━━ ITEMS
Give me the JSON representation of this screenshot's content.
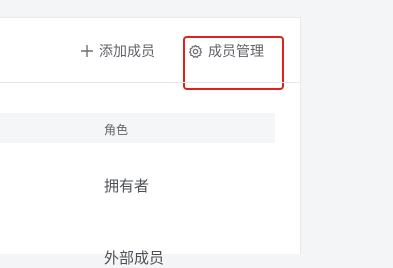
{
  "toolbar": {
    "add_member_label": "添加成员",
    "manage_members_label": "成员管理"
  },
  "table": {
    "columns": [
      "角色"
    ],
    "rows": [
      {
        "role": "拥有者"
      },
      {
        "role": "外部成员"
      }
    ]
  },
  "colors": {
    "highlight": "#e0201a",
    "text": "#5f6368",
    "header_bg": "#f5f6f8"
  },
  "icons": {
    "add": "plus-icon",
    "manage": "gear-icon"
  }
}
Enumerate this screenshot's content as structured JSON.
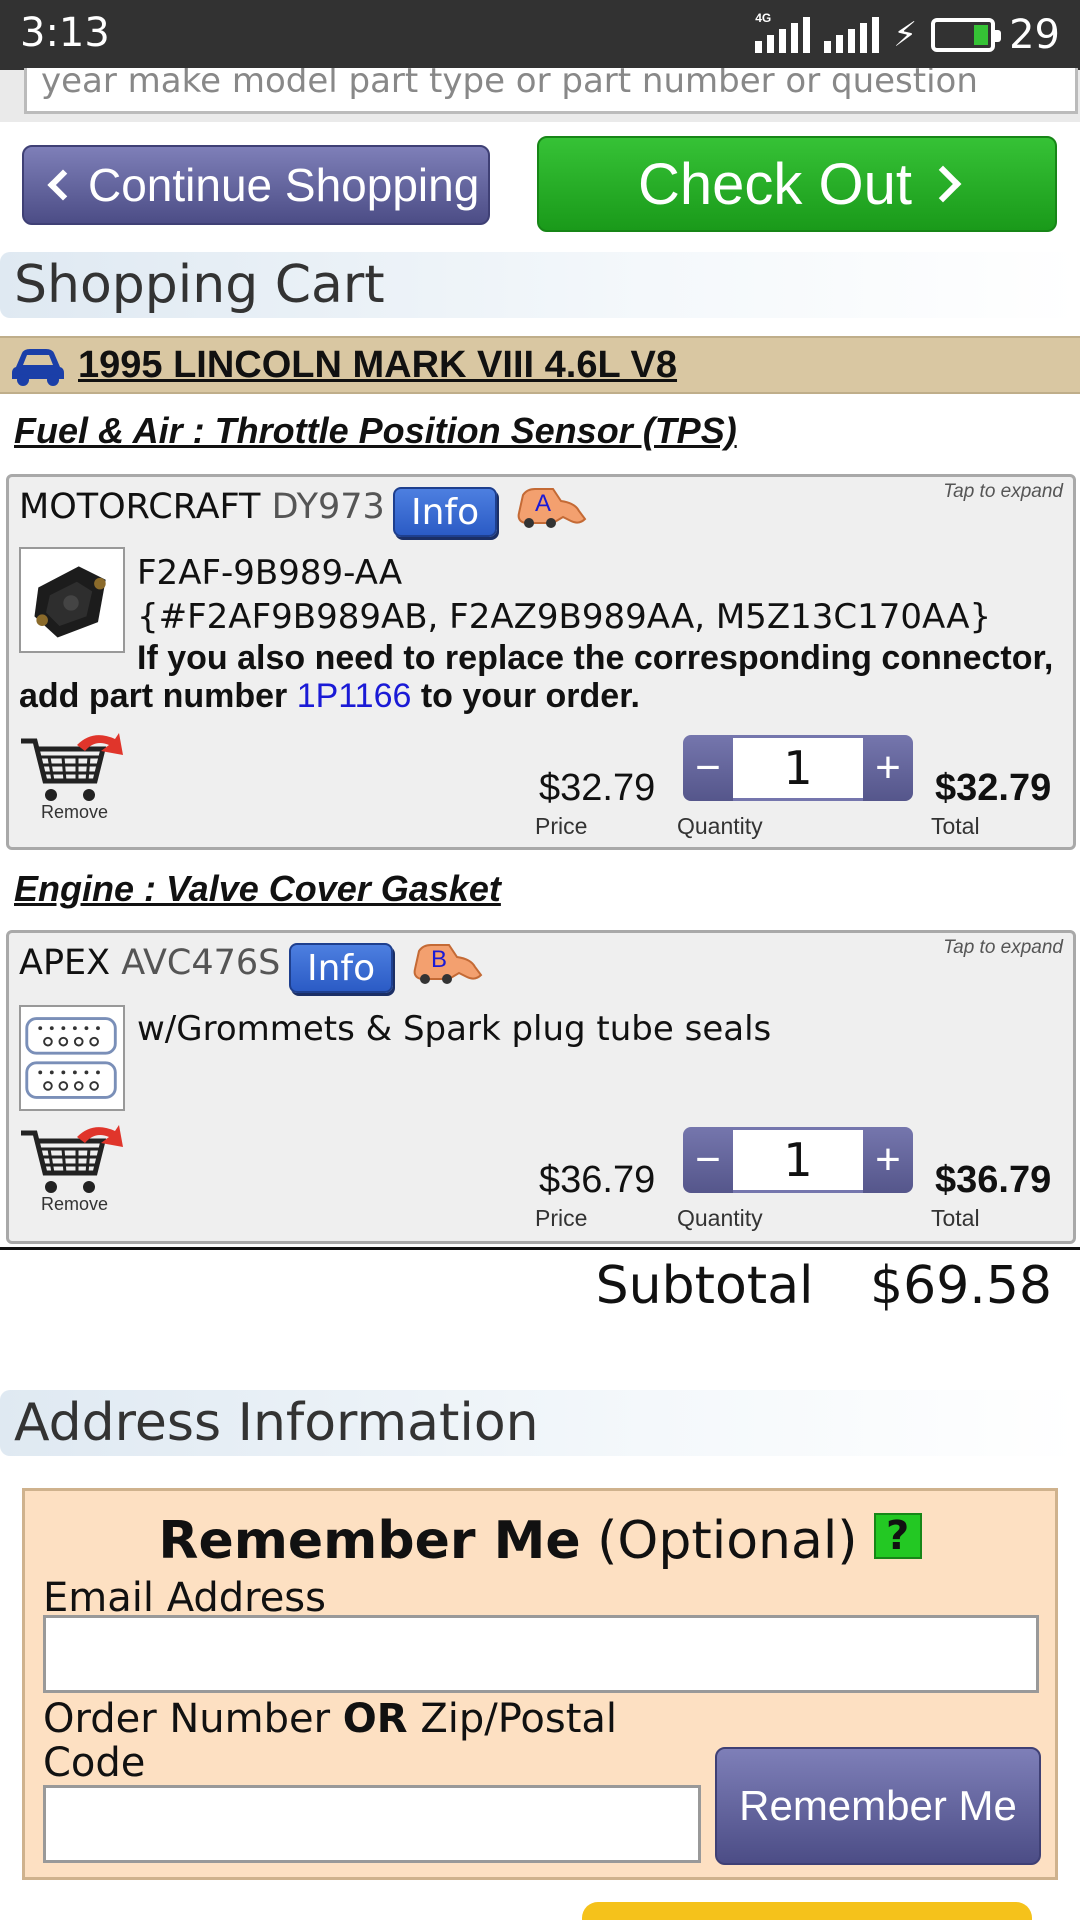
{
  "status_bar": {
    "time": "3:13",
    "network": "4G",
    "battery_level": "29",
    "battery_color": "#35c235"
  },
  "search": {
    "placeholder": "year make model part type or part number or question"
  },
  "nav": {
    "continue_label": "Continue Shopping",
    "checkout_label": "Check Out"
  },
  "cart": {
    "heading": "Shopping Cart",
    "vehicle": "1995 LINCOLN MARK VIII 4.6L V8",
    "items": [
      {
        "category": "Fuel & Air : Throttle Position Sensor (TPS)",
        "brand": "MOTORCRAFT",
        "part_number": "DY973",
        "info_label": "Info",
        "badge": "A",
        "tap_hint": "Tap to expand",
        "desc_line1": "F2AF-9B989-AA",
        "desc_line2": "{#F2AF9B989AB, F2AZ9B989AA, M5Z13C170AA}",
        "note_prefix": "If you also need to replace the corresponding connector, add part number",
        "note_link": "1P1166",
        "note_suffix": "to your order.",
        "remove_label": "Remove",
        "price": "$32.79",
        "price_label": "Price",
        "quantity": "1",
        "quantity_label": "Quantity",
        "total": "$32.79",
        "total_label": "Total"
      },
      {
        "category": "Engine : Valve Cover Gasket",
        "brand": "APEX",
        "part_number": "AVC476S",
        "info_label": "Info",
        "badge": "B",
        "tap_hint": "Tap to expand",
        "desc_line1": "w/Grommets & Spark plug tube seals",
        "remove_label": "Remove",
        "price": "$36.79",
        "price_label": "Price",
        "quantity": "1",
        "quantity_label": "Quantity",
        "total": "$36.79",
        "total_label": "Total"
      }
    ],
    "subtotal_label": "Subtotal",
    "subtotal_value": "$69.58"
  },
  "address": {
    "heading": "Address Information",
    "remember_title_bold": "Remember Me",
    "remember_title_rest": "(Optional)",
    "help_icon": "?",
    "email_label": "Email Address",
    "order_label_a": "Order Number",
    "order_label_or": "OR",
    "order_label_b": "Zip/Postal Code",
    "remember_button": "Remember Me"
  },
  "colors": {
    "checkout_green": "#1fa81f",
    "nav_purple": "#5f60a0",
    "info_blue": "#2f62cc",
    "vehicle_tan": "#d9c7a2",
    "remember_peach": "#fde0c2",
    "link_blue": "#1a1ad6"
  },
  "quantity_controls": {
    "minus": "−",
    "plus": "+"
  }
}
━━━━
**JOB**
Omit the pictures and restate the rest of the records verbatim.

**COMPLETE RESPONSE**
Give me the JSON representation of this screenshot's content.
{
  "toolbar": {
    "add_member_label": "添加成员",
    "manage_members_label": "成员管理"
  },
  "table": {
    "columns": [
      "角色"
    ],
    "rows": [
      {
        "role": "拥有者"
      },
      {
        "role": "外部成员"
      }
    ]
  },
  "colors": {
    "highlight": "#e0201a",
    "text": "#5f6368",
    "header_bg": "#f5f6f8"
  },
  "icons": {
    "add": "plus-icon",
    "manage": "gear-icon"
  }
}
Enumerate this screenshot's content as structured JSON.
{
  "status_bar": {
    "time": "3:13",
    "network": "4G",
    "battery_level": "29",
    "battery_color": "#35c235"
  },
  "search": {
    "placeholder": "year make model part type or part number or question"
  },
  "nav": {
    "continue_label": "Continue Shopping",
    "checkout_label": "Check Out"
  },
  "cart": {
    "heading": "Shopping Cart",
    "vehicle": "1995 LINCOLN MARK VIII 4.6L V8",
    "items": [
      {
        "category": "Fuel & Air : Throttle Position Sensor (TPS)",
        "brand": "MOTORCRAFT",
        "part_number": "DY973",
        "info_label": "Info",
        "badge": "A",
        "tap_hint": "Tap to expand",
        "desc_line1": "F2AF-9B989-AA",
        "desc_line2": "{#F2AF9B989AB, F2AZ9B989AA, M5Z13C170AA}",
        "note_prefix": "If you also need to replace the corresponding connector, add part number",
        "note_link": "1P1166",
        "note_suffix": "to your order.",
        "remove_label": "Remove",
        "price": "$32.79",
        "price_label": "Price",
        "quantity": "1",
        "quantity_label": "Quantity",
        "total": "$32.79",
        "total_label": "Total"
      },
      {
        "category": "Engine : Valve Cover Gasket",
        "brand": "APEX",
        "part_number": "AVC476S",
        "info_label": "Info",
        "badge": "B",
        "tap_hint": "Tap to expand",
        "desc_line1": "w/Grommets & Spark plug tube seals",
        "remove_label": "Remove",
        "price": "$36.79",
        "price_label": "Price",
        "quantity": "1",
        "quantity_label": "Quantity",
        "total": "$36.79",
        "total_label": "Total"
      }
    ],
    "subtotal_label": "Subtotal",
    "subtotal_value": "$69.58"
  },
  "address": {
    "heading": "Address Information",
    "remember_title_bold": "Remember Me",
    "remember_title_rest": "(Optional)",
    "help_icon": "?",
    "email_label": "Email Address",
    "order_label_a": "Order Number",
    "order_label_or": "OR",
    "order_label_b": "Zip/Postal Code",
    "remember_button": "Remember Me"
  },
  "colors": {
    "checkout_green": "#1fa81f",
    "nav_purple": "#5f60a0",
    "info_blue": "#2f62cc",
    "vehicle_tan": "#d9c7a2",
    "remember_peach": "#fde0c2",
    "link_blue": "#1a1ad6"
  },
  "quantity_controls": {
    "minus": "−",
    "plus": "+"
  }
}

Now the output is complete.